### What you are asked to do
Quote, without change, all of the lines that follow.

─── Provided information

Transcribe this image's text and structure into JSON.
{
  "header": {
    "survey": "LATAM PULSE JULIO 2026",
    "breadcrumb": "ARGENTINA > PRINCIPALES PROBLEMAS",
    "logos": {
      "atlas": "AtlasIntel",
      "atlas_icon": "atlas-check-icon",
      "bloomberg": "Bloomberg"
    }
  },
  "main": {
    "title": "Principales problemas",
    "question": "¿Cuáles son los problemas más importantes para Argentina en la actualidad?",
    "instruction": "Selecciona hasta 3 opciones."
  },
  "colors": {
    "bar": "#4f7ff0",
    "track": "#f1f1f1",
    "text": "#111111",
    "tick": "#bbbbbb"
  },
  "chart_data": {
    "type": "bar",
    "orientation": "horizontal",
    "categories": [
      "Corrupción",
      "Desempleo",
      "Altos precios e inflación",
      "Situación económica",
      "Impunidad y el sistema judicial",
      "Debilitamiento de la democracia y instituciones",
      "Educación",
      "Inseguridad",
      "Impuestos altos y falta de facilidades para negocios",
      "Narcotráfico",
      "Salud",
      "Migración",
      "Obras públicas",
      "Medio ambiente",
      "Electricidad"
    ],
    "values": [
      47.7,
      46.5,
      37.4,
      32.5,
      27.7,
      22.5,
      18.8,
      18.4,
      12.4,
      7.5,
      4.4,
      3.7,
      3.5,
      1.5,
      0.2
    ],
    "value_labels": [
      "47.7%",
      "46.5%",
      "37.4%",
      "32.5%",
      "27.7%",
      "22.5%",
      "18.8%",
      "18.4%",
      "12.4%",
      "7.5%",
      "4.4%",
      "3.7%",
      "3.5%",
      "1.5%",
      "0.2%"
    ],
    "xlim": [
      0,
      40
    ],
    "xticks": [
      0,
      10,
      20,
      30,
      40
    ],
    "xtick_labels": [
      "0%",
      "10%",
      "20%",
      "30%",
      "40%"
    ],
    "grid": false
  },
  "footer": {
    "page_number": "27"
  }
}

──────

### Answer
Transcribe this image's text and structure into JSON.
{
  "header": {
    "survey": "LATAM PULSE JULIO 2026",
    "breadcrumb": "ARGENTINA > PRINCIPALES PROBLEMAS",
    "logos": {
      "atlas": "AtlasIntel",
      "atlas_icon": "atlas-check-icon",
      "bloomberg": "Bloomberg"
    }
  },
  "main": {
    "title": "Principales problemas",
    "question": "¿Cuáles son los problemas más importantes para Argentina en la actualidad?",
    "instruction": "Selecciona hasta 3 opciones."
  },
  "colors": {
    "bar": "#4f7ff0",
    "track": "#f1f1f1",
    "text": "#111111",
    "tick": "#bbbbbb"
  },
  "chart_data": {
    "type": "bar",
    "orientation": "horizontal",
    "categories": [
      "Corrupción",
      "Desempleo",
      "Altos precios e inflación",
      "Situación económica",
      "Impunidad y el sistema judicial",
      "Debilitamiento de la democracia y instituciones",
      "Educación",
      "Inseguridad",
      "Impuestos altos y falta de facilidades para negocios",
      "Narcotráfico",
      "Salud",
      "Migración",
      "Obras públicas",
      "Medio ambiente",
      "Electricidad"
    ],
    "values": [
      47.7,
      46.5,
      37.4,
      32.5,
      27.7,
      22.5,
      18.8,
      18.4,
      12.4,
      7.5,
      4.4,
      3.7,
      3.5,
      1.5,
      0.2
    ],
    "value_labels": [
      "47.7%",
      "46.5%",
      "37.4%",
      "32.5%",
      "27.7%",
      "22.5%",
      "18.8%",
      "18.4%",
      "12.4%",
      "7.5%",
      "4.4%",
      "3.7%",
      "3.5%",
      "1.5%",
      "0.2%"
    ],
    "xlim": [
      0,
      40
    ],
    "xticks": [
      0,
      10,
      20,
      30,
      40
    ],
    "xtick_labels": [
      "0%",
      "10%",
      "20%",
      "30%",
      "40%"
    ],
    "grid": false
  },
  "footer": {
    "page_number": "27"
  }
}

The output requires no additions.